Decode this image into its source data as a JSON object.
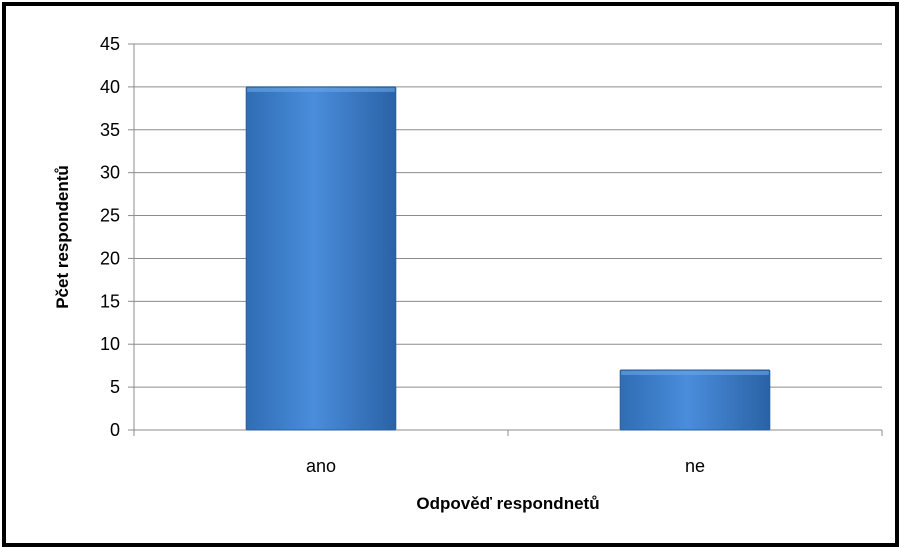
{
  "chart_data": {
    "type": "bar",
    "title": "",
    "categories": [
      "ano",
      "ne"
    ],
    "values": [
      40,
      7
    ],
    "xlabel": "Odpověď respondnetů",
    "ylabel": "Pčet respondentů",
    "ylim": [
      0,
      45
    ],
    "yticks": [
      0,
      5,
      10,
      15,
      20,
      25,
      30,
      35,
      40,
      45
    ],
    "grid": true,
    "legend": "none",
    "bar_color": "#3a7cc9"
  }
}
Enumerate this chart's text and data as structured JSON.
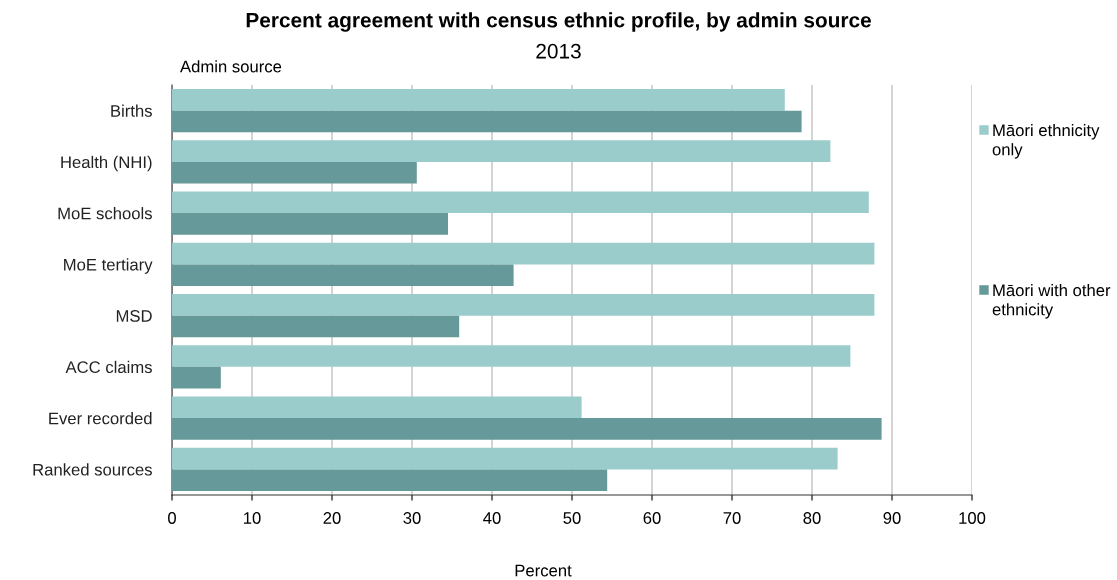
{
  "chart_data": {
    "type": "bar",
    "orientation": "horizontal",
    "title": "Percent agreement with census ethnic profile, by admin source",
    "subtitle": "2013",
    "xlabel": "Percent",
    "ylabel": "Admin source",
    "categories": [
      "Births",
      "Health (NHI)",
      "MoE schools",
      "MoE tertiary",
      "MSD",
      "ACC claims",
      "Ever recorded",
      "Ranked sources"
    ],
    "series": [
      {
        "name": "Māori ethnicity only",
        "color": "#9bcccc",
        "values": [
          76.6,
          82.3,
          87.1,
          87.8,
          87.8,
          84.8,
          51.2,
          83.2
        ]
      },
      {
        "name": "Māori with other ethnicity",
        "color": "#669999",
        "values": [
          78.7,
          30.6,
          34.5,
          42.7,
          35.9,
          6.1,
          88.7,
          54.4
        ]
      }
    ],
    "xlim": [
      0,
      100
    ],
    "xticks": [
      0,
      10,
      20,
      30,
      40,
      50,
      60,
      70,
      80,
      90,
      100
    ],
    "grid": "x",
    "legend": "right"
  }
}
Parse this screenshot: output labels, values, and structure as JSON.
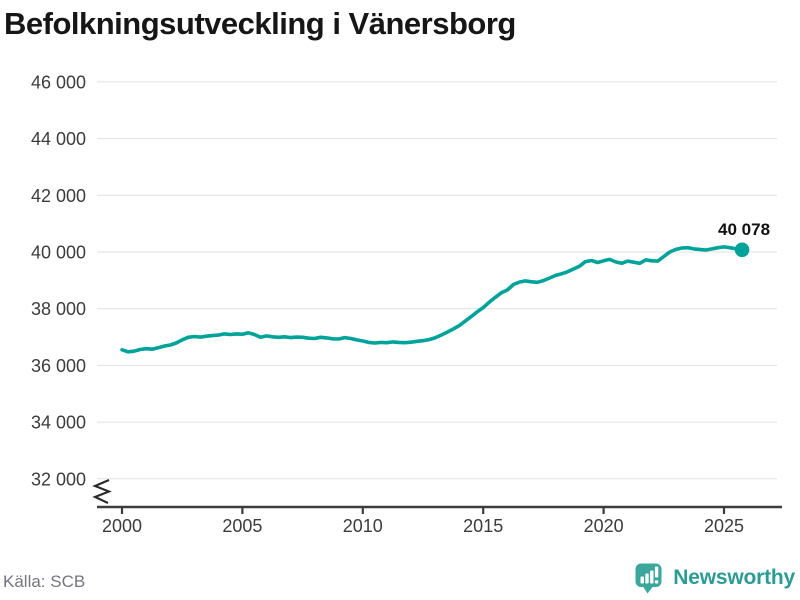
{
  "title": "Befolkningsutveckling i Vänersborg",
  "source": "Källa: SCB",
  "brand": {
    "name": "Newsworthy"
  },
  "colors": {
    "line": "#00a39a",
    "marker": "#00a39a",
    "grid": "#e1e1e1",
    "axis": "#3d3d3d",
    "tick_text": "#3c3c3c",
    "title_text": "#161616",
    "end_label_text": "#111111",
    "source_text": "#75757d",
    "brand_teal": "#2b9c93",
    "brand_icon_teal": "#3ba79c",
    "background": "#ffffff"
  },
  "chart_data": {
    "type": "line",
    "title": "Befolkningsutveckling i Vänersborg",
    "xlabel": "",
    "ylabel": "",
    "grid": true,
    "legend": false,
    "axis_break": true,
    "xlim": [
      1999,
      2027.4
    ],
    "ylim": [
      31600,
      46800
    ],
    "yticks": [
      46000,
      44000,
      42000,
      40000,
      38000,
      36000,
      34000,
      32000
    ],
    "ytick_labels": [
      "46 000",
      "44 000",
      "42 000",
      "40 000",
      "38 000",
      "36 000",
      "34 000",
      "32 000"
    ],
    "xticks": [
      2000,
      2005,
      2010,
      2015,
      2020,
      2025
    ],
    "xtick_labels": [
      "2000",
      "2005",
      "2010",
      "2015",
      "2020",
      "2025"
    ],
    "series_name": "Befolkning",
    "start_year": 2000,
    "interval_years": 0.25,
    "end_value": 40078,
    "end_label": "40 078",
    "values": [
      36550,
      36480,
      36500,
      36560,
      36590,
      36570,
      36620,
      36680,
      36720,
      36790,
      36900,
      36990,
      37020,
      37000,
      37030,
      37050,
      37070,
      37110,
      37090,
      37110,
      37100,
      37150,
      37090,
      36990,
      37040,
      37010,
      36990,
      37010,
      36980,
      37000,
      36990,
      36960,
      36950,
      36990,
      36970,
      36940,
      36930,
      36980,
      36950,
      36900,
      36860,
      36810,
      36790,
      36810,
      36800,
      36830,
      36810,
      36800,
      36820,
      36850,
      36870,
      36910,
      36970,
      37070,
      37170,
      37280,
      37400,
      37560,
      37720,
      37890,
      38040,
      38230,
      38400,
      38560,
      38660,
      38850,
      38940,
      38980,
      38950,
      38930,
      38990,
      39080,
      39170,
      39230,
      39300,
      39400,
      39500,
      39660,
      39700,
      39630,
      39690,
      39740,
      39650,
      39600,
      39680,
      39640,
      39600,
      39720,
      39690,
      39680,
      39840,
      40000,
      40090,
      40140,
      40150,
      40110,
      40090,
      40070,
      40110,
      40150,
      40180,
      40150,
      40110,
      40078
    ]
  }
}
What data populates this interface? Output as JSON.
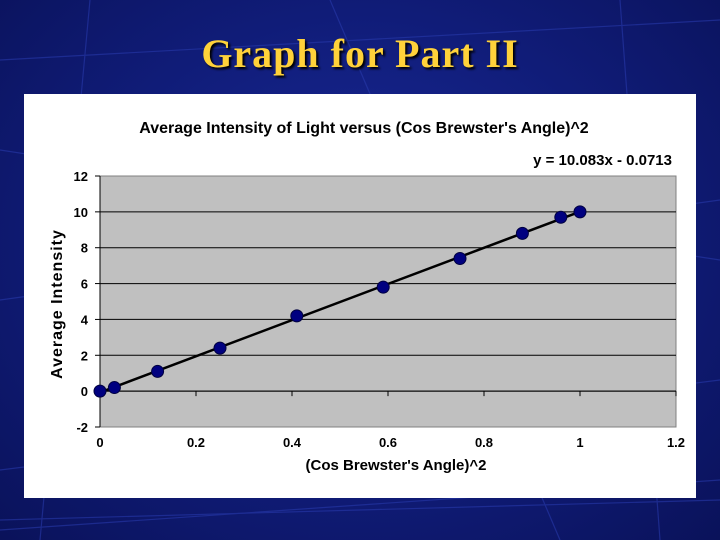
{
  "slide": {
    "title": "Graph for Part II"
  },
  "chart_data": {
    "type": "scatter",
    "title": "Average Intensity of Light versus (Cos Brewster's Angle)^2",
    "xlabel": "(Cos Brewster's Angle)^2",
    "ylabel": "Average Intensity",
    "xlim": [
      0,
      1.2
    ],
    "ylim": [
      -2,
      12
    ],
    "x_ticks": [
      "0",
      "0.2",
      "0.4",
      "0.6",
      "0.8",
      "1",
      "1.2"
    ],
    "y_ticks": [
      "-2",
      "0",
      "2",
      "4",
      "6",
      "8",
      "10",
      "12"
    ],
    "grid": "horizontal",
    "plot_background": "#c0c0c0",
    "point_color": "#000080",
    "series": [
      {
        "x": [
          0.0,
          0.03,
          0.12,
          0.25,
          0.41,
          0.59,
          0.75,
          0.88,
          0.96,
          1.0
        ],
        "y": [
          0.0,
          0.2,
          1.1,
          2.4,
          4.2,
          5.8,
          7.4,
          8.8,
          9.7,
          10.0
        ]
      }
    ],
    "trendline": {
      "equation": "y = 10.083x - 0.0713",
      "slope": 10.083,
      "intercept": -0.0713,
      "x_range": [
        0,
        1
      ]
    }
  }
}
◇ ◇ ◇ ◇ ◇ ◇ ◇
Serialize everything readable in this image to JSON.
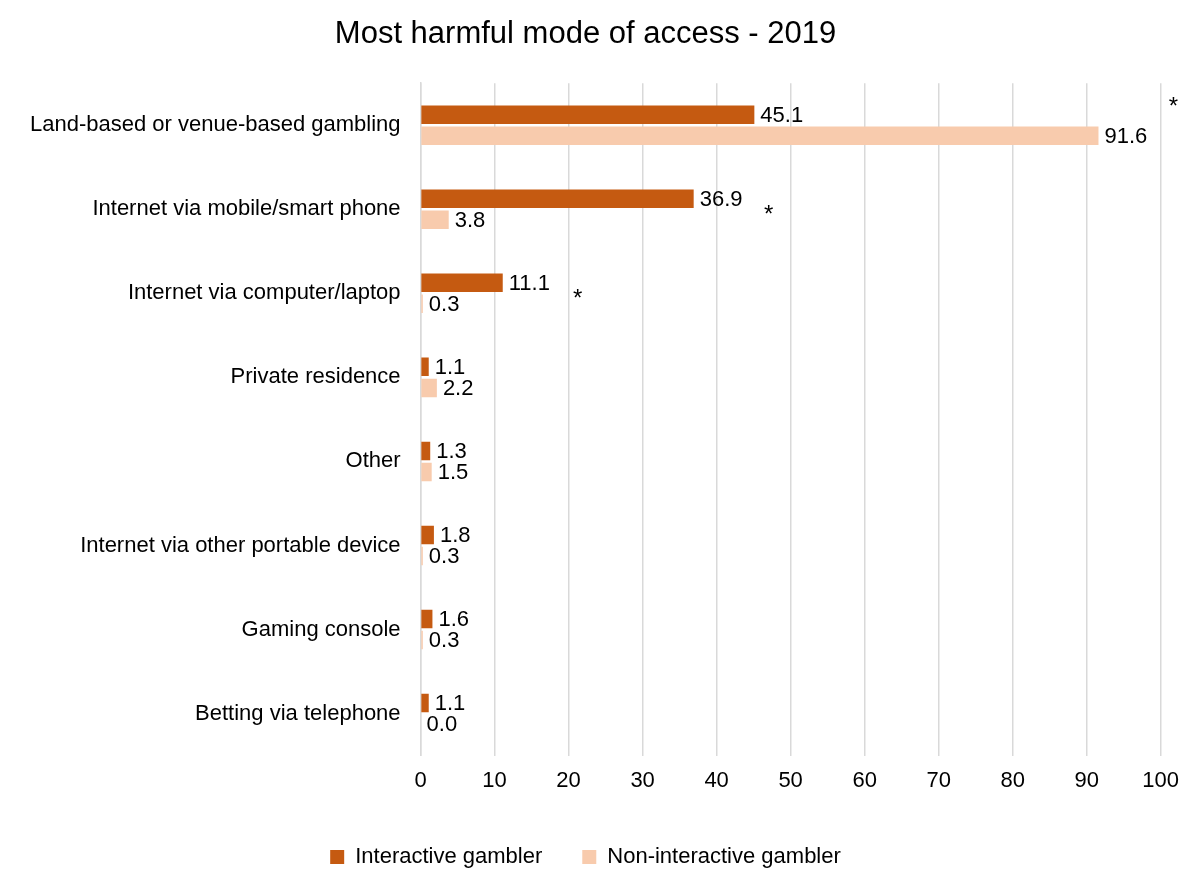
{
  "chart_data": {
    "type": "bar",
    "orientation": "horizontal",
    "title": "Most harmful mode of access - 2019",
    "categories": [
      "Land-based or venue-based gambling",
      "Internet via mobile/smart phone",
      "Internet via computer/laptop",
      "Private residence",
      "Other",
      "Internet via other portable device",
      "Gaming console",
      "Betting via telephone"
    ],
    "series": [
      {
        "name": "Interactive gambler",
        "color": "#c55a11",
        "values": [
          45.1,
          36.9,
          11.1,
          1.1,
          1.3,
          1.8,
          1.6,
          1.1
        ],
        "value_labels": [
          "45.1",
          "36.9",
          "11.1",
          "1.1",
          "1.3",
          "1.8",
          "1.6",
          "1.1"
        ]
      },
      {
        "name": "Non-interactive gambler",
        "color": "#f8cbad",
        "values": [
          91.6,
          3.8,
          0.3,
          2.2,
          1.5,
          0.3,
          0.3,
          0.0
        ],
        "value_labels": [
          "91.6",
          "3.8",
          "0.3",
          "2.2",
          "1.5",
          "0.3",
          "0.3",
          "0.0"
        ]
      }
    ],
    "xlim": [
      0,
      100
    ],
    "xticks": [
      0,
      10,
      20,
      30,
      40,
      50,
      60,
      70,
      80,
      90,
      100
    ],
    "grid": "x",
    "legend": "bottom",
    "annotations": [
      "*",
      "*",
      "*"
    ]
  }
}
◇ ◇ ◇ ◇ ◇ ◇ ◇
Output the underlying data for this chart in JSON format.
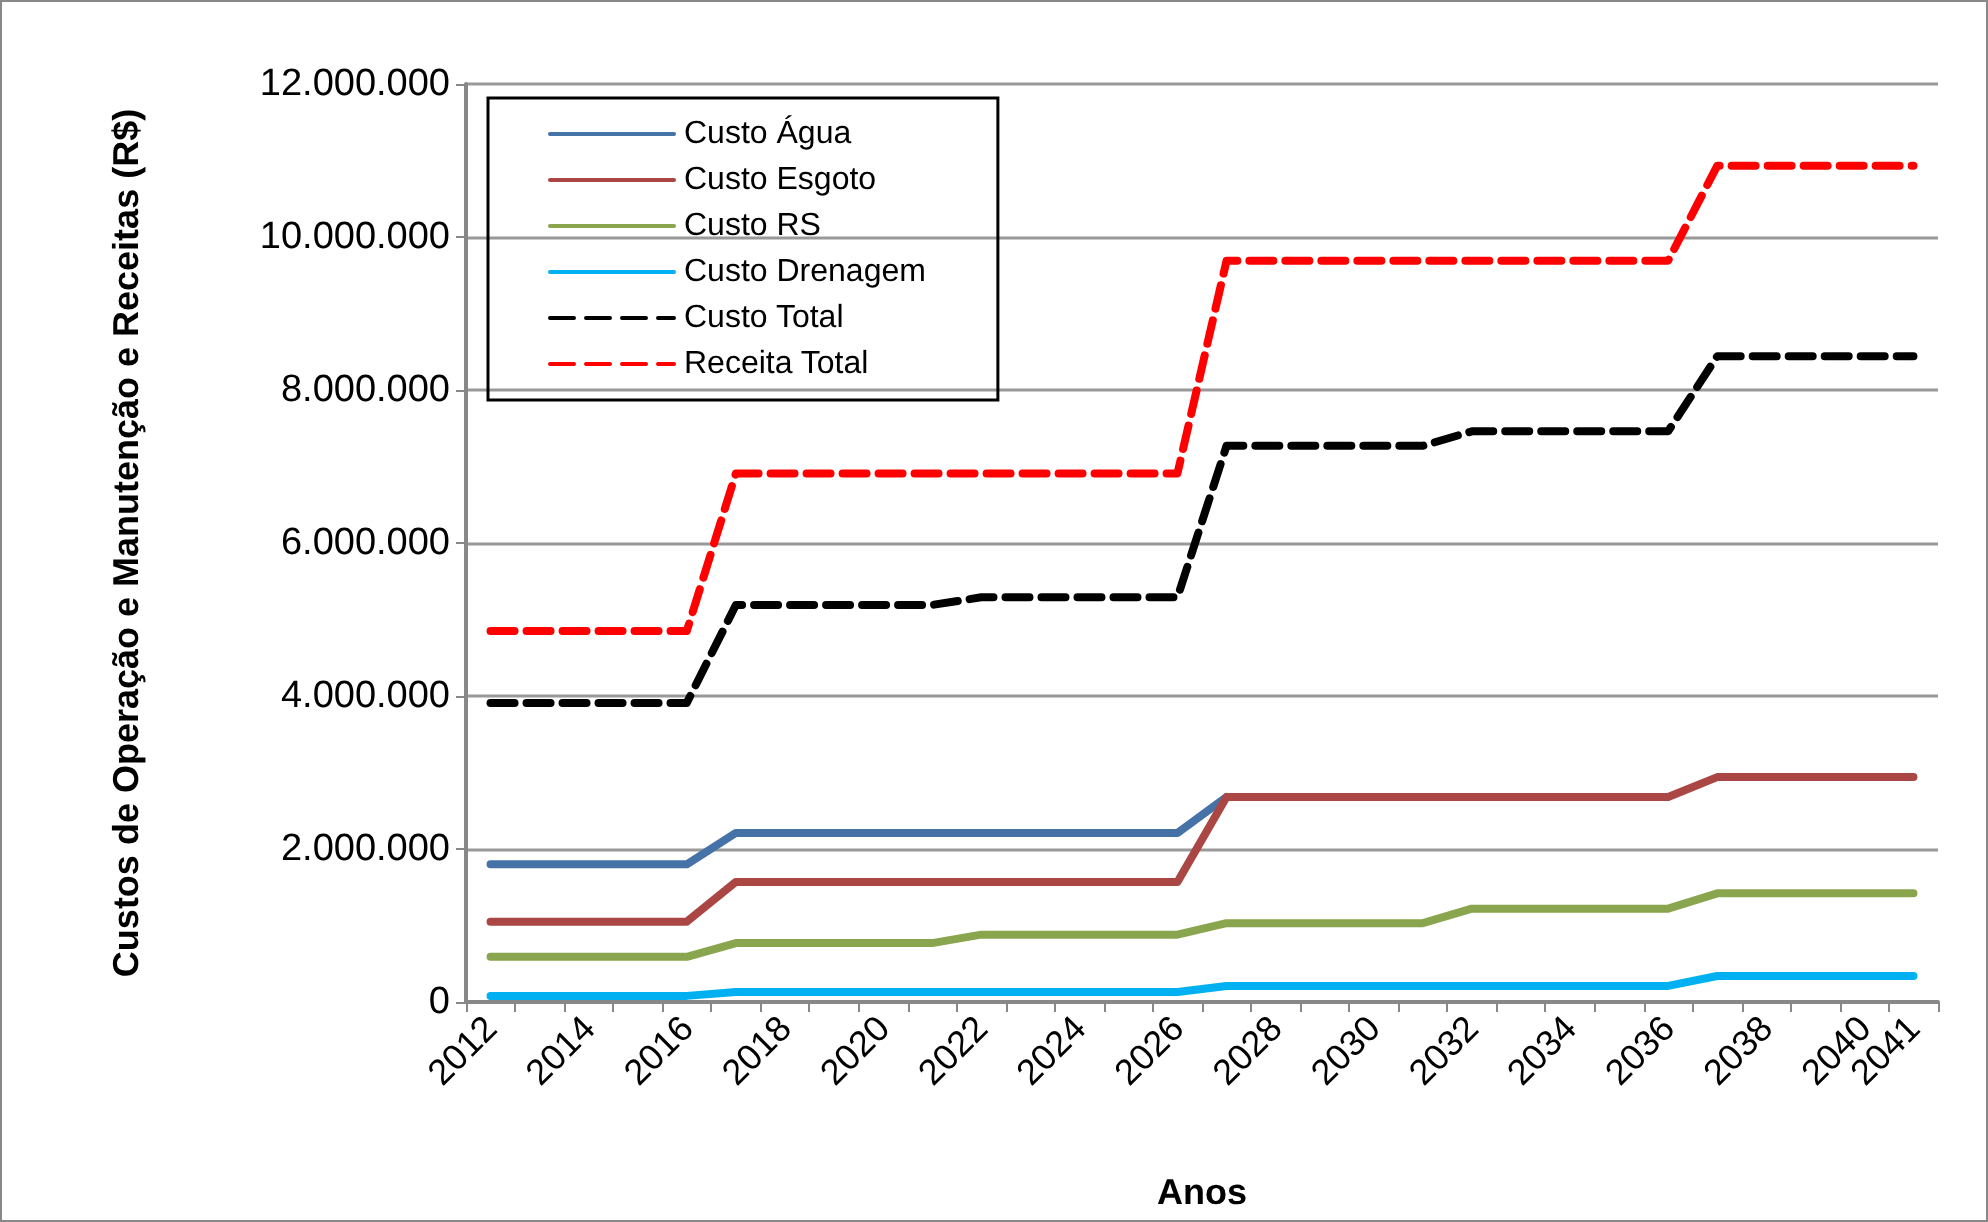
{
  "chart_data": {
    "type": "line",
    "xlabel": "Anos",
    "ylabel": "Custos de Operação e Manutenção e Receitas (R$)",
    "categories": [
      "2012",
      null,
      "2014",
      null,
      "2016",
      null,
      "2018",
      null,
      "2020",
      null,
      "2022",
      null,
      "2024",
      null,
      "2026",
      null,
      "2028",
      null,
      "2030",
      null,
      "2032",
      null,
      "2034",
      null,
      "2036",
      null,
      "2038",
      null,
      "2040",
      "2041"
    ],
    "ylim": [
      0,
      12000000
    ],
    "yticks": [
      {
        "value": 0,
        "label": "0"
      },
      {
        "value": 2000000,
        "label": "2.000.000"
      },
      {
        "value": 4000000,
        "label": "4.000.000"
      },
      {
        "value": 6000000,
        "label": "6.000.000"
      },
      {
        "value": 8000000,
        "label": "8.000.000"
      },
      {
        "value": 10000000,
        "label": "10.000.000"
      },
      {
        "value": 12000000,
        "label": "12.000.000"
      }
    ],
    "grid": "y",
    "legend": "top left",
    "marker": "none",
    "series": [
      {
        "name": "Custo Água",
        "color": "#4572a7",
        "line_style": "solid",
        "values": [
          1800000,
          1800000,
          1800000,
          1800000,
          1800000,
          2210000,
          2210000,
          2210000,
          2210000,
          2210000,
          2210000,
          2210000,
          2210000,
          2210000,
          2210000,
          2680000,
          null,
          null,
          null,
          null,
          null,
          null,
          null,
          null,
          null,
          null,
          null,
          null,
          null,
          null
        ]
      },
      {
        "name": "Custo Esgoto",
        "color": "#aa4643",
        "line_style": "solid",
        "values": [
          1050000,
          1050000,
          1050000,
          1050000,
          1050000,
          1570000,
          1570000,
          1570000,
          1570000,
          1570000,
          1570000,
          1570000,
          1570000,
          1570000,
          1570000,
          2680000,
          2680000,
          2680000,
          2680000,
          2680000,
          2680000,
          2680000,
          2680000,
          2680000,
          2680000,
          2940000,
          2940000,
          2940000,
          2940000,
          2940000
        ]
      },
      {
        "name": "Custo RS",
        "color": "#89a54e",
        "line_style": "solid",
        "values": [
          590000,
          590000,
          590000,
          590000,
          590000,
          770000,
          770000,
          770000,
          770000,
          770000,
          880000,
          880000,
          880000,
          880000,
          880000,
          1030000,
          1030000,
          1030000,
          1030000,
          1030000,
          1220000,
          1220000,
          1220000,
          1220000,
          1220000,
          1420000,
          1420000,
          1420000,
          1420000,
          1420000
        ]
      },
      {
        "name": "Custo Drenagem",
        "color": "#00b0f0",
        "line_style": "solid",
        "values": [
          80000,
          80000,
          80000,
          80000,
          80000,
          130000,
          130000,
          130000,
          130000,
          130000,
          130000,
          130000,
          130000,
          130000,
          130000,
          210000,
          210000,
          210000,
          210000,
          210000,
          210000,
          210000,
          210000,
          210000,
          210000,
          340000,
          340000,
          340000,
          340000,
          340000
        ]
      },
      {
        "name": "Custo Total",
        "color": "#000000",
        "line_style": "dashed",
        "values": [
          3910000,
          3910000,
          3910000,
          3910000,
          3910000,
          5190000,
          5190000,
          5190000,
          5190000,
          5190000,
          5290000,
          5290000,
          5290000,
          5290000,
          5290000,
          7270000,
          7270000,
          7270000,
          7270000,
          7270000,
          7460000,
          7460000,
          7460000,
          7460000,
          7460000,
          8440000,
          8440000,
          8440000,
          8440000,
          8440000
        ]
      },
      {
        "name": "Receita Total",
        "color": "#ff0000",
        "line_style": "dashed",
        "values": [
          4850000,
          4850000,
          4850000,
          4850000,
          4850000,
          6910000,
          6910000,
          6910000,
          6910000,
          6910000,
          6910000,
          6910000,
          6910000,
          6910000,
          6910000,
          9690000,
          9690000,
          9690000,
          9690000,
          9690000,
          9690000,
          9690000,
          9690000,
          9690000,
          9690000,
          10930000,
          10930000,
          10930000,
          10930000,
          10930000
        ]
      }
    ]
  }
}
◇ ◇ ◇ ◇ ◇ ◇ ◇
**INSTRUCTIONS TO FOLLOW:** Return only the count of lines in the records that hold the word "Brewster".

**SOLUTION TO THIS TASK:** 2